Data records
──────────

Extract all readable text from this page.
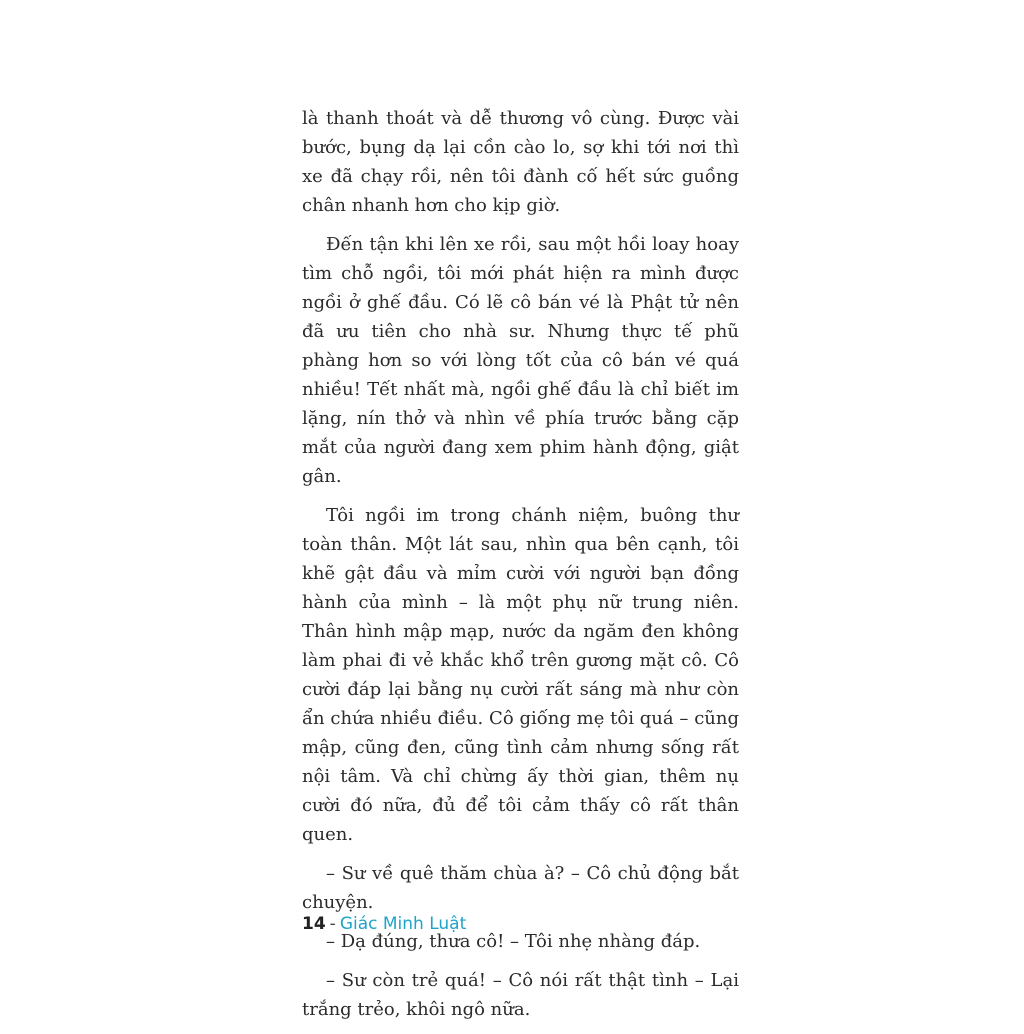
là thanh thoát và dễ thương vô cùng. Được vài bước, bụng dạ lại cồn cào lo, sợ khi tới nơi thì xe đã chạy rồi, nên tôi đành cố hết sức guồng chân nhanh hơn cho kịp giờ.

Đến tận khi lên xe rồi, sau một hồi loay hoay tìm chỗ ngồi, tôi mới phát hiện ra mình được ngồi ở ghế đầu. Có lẽ cô bán vé là Phật tử nên đã ưu tiên cho nhà sư. Nhưng thực tế phũ phàng hơn so với lòng tốt của cô bán vé quá nhiều! Tết nhất mà, ngồi ghế đầu là chỉ biết im lặng, nín thở và nhìn về phía trước bằng cặp mắt của người đang xem phim hành động, giật gân.

Tôi ngồi im trong chánh niệm, buông thư toàn thân. Một lát sau, nhìn qua bên cạnh, tôi khẽ gật đầu và mỉm cười với người bạn đồng hành của mình – là một phụ nữ trung niên. Thân hình mập mạp, nước da ngăm đen không làm phai đi vẻ khắc khổ trên gương mặt cô. Cô cười đáp lại bằng nụ cười rất sáng mà như còn ẩn chứa nhiều điều. Cô giống mẹ tôi quá – cũng mập, cũng đen, cũng tình cảm nhưng sống rất nội tâm. Và chỉ chừng ấy thời gian, thêm nụ cười đó nữa, đủ để tôi cảm thấy cô rất thân quen.

– Sư về quê thăm chùa à? – Cô chủ động bắt chuyện.

– Dạ đúng, thưa cô! – Tôi nhẹ nhàng đáp.

– Sư còn trẻ quá! – Cô nói rất thật tình – Lại trắng trẻo, khôi ngô nữa.

14 - Giác Minh Luật
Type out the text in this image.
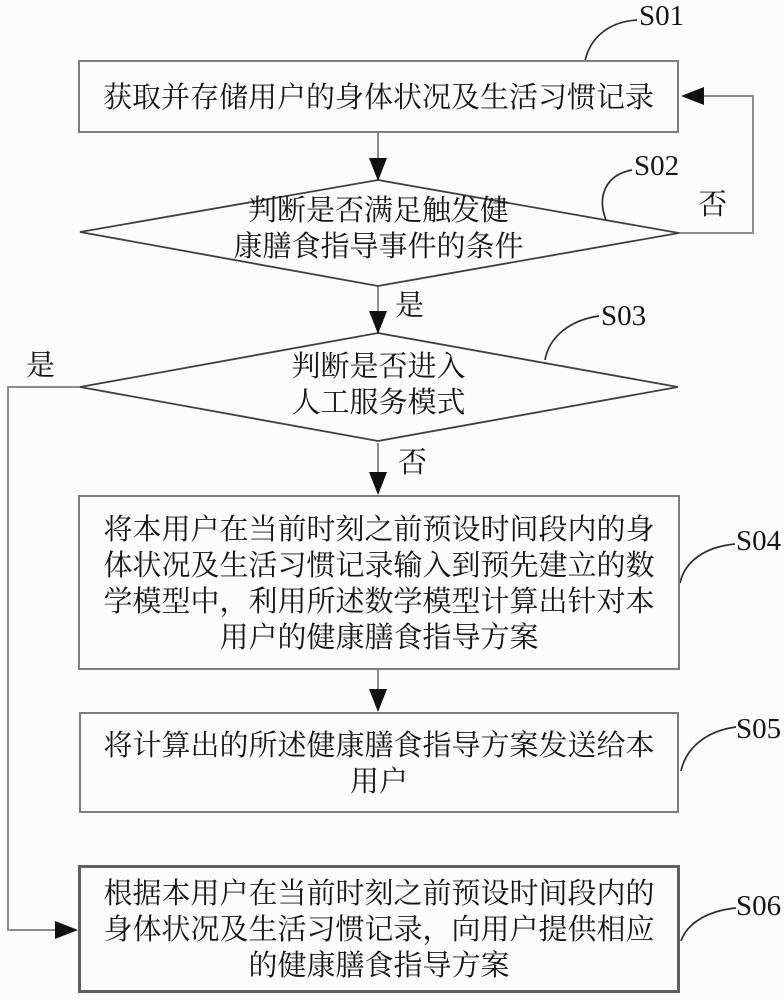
获取并存储用户的身体状况及生活习惯记录
判断是否满足触发健
康膳食指导事件的条件
判断是否进入
人工服务模式
将本用户在当前时刻之前预设时间段内的身
体状况及生活习惯记录输入到预先建立的数
学模型中，利用所述数学模型计算出针对本
用户的健康膳食指导方案
将计算出的所述健康膳食指导方案发送给本
用户
根据本用户在当前时刻之前预设时间段内的
身体状况及生活习惯记录，向用户提供相应
的健康膳食指导方案
S01
S02
S03
S04
S05
S06
否
是
是
否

──────────

- _PROBLEM REQUIREMENTS_:
Restate the records word for word, omitting images.

- _TASK RESULT_:
Extract all readable text from this page.
là thanh thoát và dễ thương vô cùng. Được vài bước, bụng dạ lại cồn cào lo, sợ khi tới nơi thì xe đã chạy rồi, nên tôi đành cố hết sức guồng chân nhanh hơn cho kịp giờ.

Đến tận khi lên xe rồi, sau một hồi loay hoay tìm chỗ ngồi, tôi mới phát hiện ra mình được ngồi ở ghế đầu. Có lẽ cô bán vé là Phật tử nên đã ưu tiên cho nhà sư. Nhưng thực tế phũ phàng hơn so với lòng tốt của cô bán vé quá nhiều! Tết nhất mà, ngồi ghế đầu là chỉ biết im lặng, nín thở và nhìn về phía trước bằng cặp mắt của người đang xem phim hành động, giật gân.

Tôi ngồi im trong chánh niệm, buông thư toàn thân. Một lát sau, nhìn qua bên cạnh, tôi khẽ gật đầu và mỉm cười với người bạn đồng hành của mình – là một phụ nữ trung niên. Thân hình mập mạp, nước da ngăm đen không làm phai đi vẻ khắc khổ trên gương mặt cô. Cô cười đáp lại bằng nụ cười rất sáng mà như còn ẩn chứa nhiều điều. Cô giống mẹ tôi quá – cũng mập, cũng đen, cũng tình cảm nhưng sống rất nội tâm. Và chỉ chừng ấy thời gian, thêm nụ cười đó nữa, đủ để tôi cảm thấy cô rất thân quen.

– Sư về quê thăm chùa à? – Cô chủ động bắt chuyện.

– Dạ đúng, thưa cô! – Tôi nhẹ nhàng đáp.

– Sư còn trẻ quá! – Cô nói rất thật tình – Lại trắng trẻo, khôi ngô nữa.

14 - Giác Minh Luật
Type out the text in this image.
获取并存储用户的身体状况及生活习惯记录
判断是否满足触发健
康膳食指导事件的条件
判断是否进入
人工服务模式
将本用户在当前时刻之前预设时间段内的身
体状况及生活习惯记录输入到预先建立的数
学模型中，利用所述数学模型计算出针对本
用户的健康膳食指导方案
将计算出的所述健康膳食指导方案发送给本
用户
根据本用户在当前时刻之前预设时间段内的
身体状况及生活习惯记录，向用户提供相应
的健康膳食指导方案
S01
S02
S03
S04
S05
S06
否
是
是
否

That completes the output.